Requirements:
Within the records below, find each line that holds the string "Schangnau", then copy it.

[Saved entries]
---------------
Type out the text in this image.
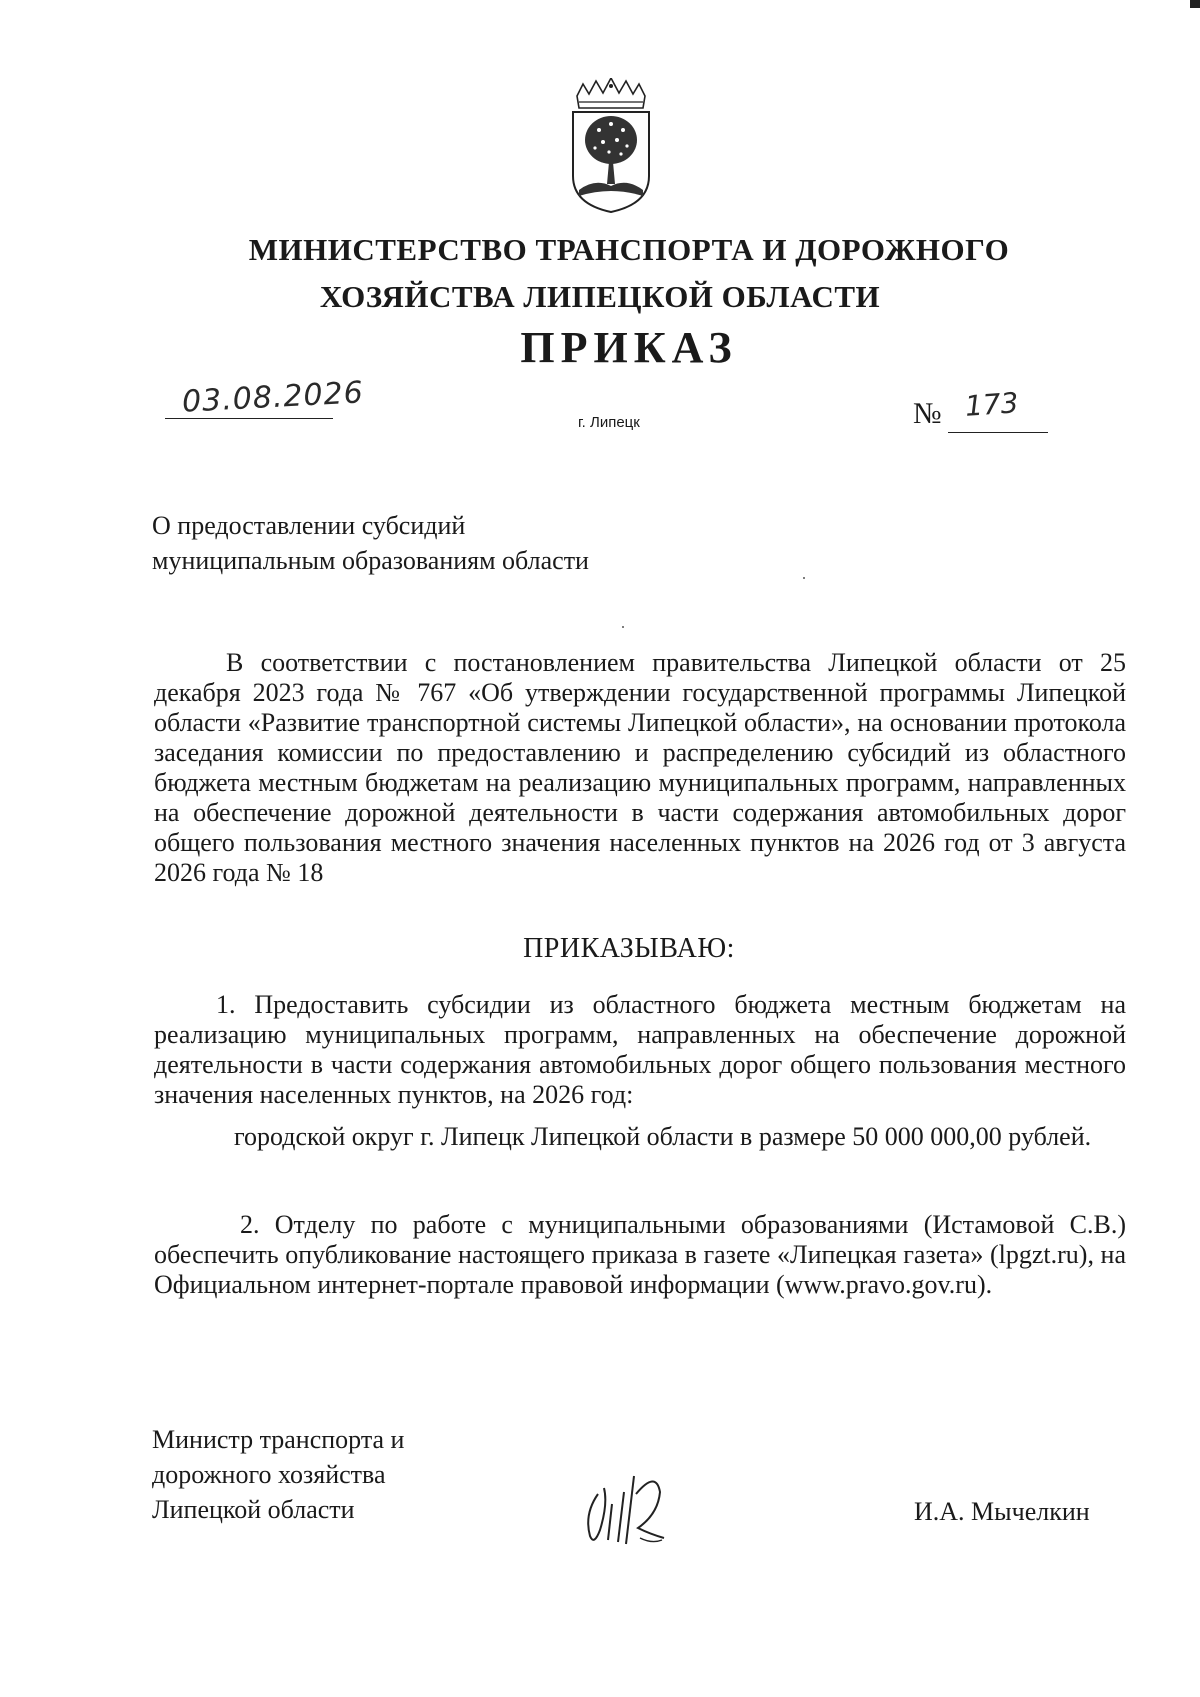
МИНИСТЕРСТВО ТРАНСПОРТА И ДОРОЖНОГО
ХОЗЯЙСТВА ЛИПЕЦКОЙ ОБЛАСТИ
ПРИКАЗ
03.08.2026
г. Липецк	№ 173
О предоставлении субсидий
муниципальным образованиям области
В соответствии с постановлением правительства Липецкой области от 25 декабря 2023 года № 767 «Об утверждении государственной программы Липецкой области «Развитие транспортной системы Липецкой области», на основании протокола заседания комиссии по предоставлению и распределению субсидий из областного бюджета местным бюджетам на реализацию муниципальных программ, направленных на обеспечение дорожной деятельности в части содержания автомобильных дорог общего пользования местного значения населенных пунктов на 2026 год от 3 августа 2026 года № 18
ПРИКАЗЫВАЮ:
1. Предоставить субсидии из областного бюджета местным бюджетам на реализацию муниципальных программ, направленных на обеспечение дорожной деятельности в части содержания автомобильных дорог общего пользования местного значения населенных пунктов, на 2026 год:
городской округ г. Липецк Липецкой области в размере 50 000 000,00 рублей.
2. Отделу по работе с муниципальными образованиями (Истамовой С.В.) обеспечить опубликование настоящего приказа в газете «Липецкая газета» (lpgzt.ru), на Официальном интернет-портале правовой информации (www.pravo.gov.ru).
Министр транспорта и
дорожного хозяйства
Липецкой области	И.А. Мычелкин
---------------
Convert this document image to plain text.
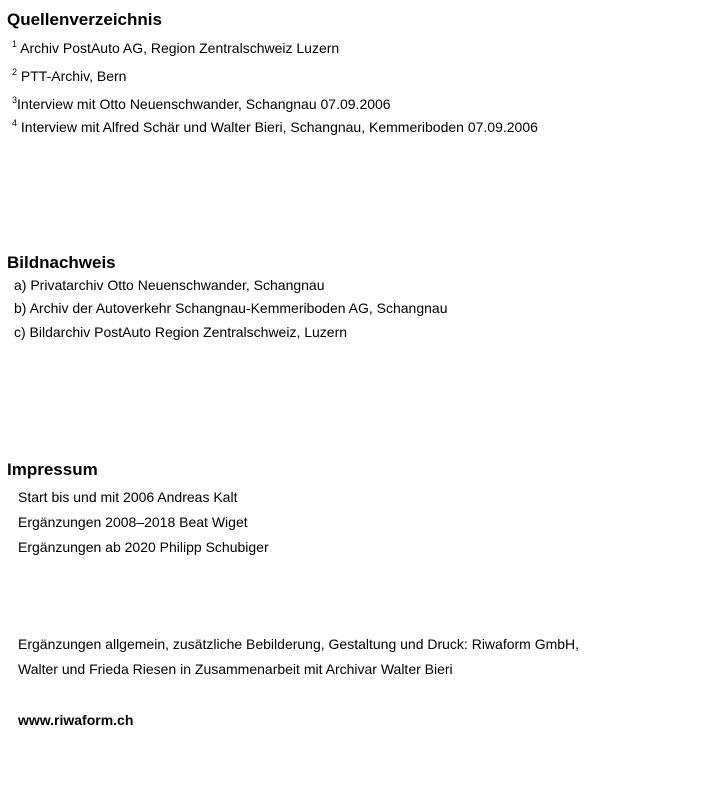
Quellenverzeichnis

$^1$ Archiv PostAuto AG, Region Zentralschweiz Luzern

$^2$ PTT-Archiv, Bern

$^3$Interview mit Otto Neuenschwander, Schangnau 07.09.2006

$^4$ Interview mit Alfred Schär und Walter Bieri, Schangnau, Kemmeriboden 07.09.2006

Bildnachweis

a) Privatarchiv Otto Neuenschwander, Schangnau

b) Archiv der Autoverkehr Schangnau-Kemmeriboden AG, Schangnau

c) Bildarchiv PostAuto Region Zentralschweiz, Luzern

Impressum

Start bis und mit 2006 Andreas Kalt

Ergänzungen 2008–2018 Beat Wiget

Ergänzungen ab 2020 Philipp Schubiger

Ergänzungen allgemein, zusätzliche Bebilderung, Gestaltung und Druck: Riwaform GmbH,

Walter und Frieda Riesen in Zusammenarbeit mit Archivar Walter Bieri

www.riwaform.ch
---------------
Complete answer:
$^3$Interview mit Otto Neuenschwander, Schangnau 07.09.2006
$^4$ Interview mit Alfred Schär und Walter Bieri, Schangnau, Kemmeriboden 07.09.2006
a) Privatarchiv Otto Neuenschwander, Schangnau
b) Archiv der Autoverkehr Schangnau-Kemmeriboden AG, Schangnau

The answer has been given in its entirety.